**INSTRUCTIONS FOR THE TASK**
Omit every picture while repeating the entries exactly.

__________

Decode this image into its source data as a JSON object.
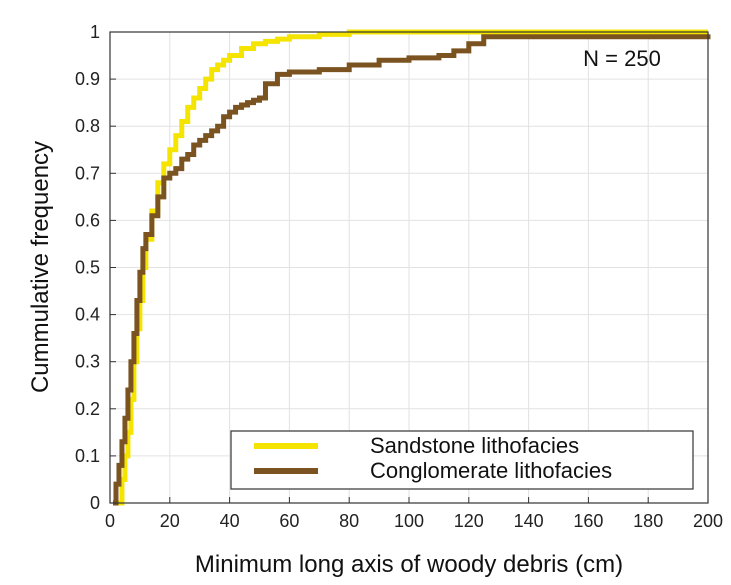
{
  "chart_data": {
    "type": "line",
    "xlabel": "Minimum long axis of woody debris (cm)",
    "ylabel": "Cummulative frequency",
    "xlim": [
      0,
      200
    ],
    "ylim": [
      0,
      1
    ],
    "x_ticks": [
      "0",
      "20",
      "40",
      "60",
      "80",
      "100",
      "120",
      "140",
      "160",
      "180",
      "200"
    ],
    "y_ticks": [
      "0",
      "0.1",
      "0.2",
      "0.3",
      "0.4",
      "0.5",
      "0.6",
      "0.7",
      "0.8",
      "0.9",
      "1"
    ],
    "grid": true,
    "legend_position": "bottom-right",
    "annotation": "N = 250",
    "series": [
      {
        "name": "Sandstone lithofacies",
        "color": "#f5e400",
        "x": [
          2,
          4,
          5,
          6,
          7,
          8,
          9,
          10,
          11,
          12,
          14,
          16,
          18,
          20,
          22,
          24,
          26,
          28,
          30,
          32,
          34,
          36,
          38,
          40,
          44,
          48,
          52,
          56,
          60,
          70,
          80,
          100,
          120,
          200
        ],
        "y": [
          0,
          0.05,
          0.1,
          0.15,
          0.22,
          0.3,
          0.37,
          0.43,
          0.5,
          0.56,
          0.62,
          0.68,
          0.72,
          0.75,
          0.78,
          0.81,
          0.84,
          0.86,
          0.88,
          0.9,
          0.92,
          0.93,
          0.94,
          0.95,
          0.965,
          0.975,
          0.98,
          0.985,
          0.99,
          0.995,
          1.0,
          1.0,
          1.0,
          1.0
        ]
      },
      {
        "name": "Conglomerate lithofacies",
        "color": "#7a5320",
        "x": [
          1,
          2,
          3,
          4,
          5,
          6,
          7,
          8,
          9,
          10,
          11,
          12,
          14,
          16,
          18,
          20,
          22,
          24,
          26,
          28,
          30,
          32,
          34,
          36,
          38,
          40,
          42,
          44,
          46,
          48,
          50,
          52,
          56,
          60,
          70,
          80,
          90,
          100,
          110,
          115,
          120,
          125,
          200
        ],
        "y": [
          0,
          0.04,
          0.08,
          0.13,
          0.18,
          0.24,
          0.3,
          0.36,
          0.43,
          0.49,
          0.54,
          0.57,
          0.61,
          0.65,
          0.69,
          0.7,
          0.71,
          0.73,
          0.74,
          0.76,
          0.77,
          0.78,
          0.79,
          0.8,
          0.82,
          0.83,
          0.84,
          0.845,
          0.85,
          0.855,
          0.86,
          0.89,
          0.91,
          0.915,
          0.92,
          0.93,
          0.94,
          0.945,
          0.95,
          0.96,
          0.975,
          0.99,
          0.995
        ]
      }
    ]
  }
}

__________

**FINISHED EXERCISE**
Decode this image into its source data as a JSON object.
{
  "chart_data": {
    "type": "line",
    "xlabel": "Minimum long axis of woody debris (cm)",
    "ylabel": "Cummulative frequency",
    "xlim": [
      0,
      200
    ],
    "ylim": [
      0,
      1
    ],
    "x_ticks": [
      "0",
      "20",
      "40",
      "60",
      "80",
      "100",
      "120",
      "140",
      "160",
      "180",
      "200"
    ],
    "y_ticks": [
      "0",
      "0.1",
      "0.2",
      "0.3",
      "0.4",
      "0.5",
      "0.6",
      "0.7",
      "0.8",
      "0.9",
      "1"
    ],
    "grid": true,
    "legend_position": "bottom-right",
    "annotation": "N = 250",
    "series": [
      {
        "name": "Sandstone lithofacies",
        "color": "#f5e400",
        "x": [
          2,
          4,
          5,
          6,
          7,
          8,
          9,
          10,
          11,
          12,
          14,
          16,
          18,
          20,
          22,
          24,
          26,
          28,
          30,
          32,
          34,
          36,
          38,
          40,
          44,
          48,
          52,
          56,
          60,
          70,
          80,
          100,
          120,
          200
        ],
        "y": [
          0,
          0.05,
          0.1,
          0.15,
          0.22,
          0.3,
          0.37,
          0.43,
          0.5,
          0.56,
          0.62,
          0.68,
          0.72,
          0.75,
          0.78,
          0.81,
          0.84,
          0.86,
          0.88,
          0.9,
          0.92,
          0.93,
          0.94,
          0.95,
          0.965,
          0.975,
          0.98,
          0.985,
          0.99,
          0.995,
          1.0,
          1.0,
          1.0,
          1.0
        ]
      },
      {
        "name": "Conglomerate lithofacies",
        "color": "#7a5320",
        "x": [
          1,
          2,
          3,
          4,
          5,
          6,
          7,
          8,
          9,
          10,
          11,
          12,
          14,
          16,
          18,
          20,
          22,
          24,
          26,
          28,
          30,
          32,
          34,
          36,
          38,
          40,
          42,
          44,
          46,
          48,
          50,
          52,
          56,
          60,
          70,
          80,
          90,
          100,
          110,
          115,
          120,
          125,
          200
        ],
        "y": [
          0,
          0.04,
          0.08,
          0.13,
          0.18,
          0.24,
          0.3,
          0.36,
          0.43,
          0.49,
          0.54,
          0.57,
          0.61,
          0.65,
          0.69,
          0.7,
          0.71,
          0.73,
          0.74,
          0.76,
          0.77,
          0.78,
          0.79,
          0.8,
          0.82,
          0.83,
          0.84,
          0.845,
          0.85,
          0.855,
          0.86,
          0.89,
          0.91,
          0.915,
          0.92,
          0.93,
          0.94,
          0.945,
          0.95,
          0.96,
          0.975,
          0.99,
          0.995
        ]
      }
    ]
  }
}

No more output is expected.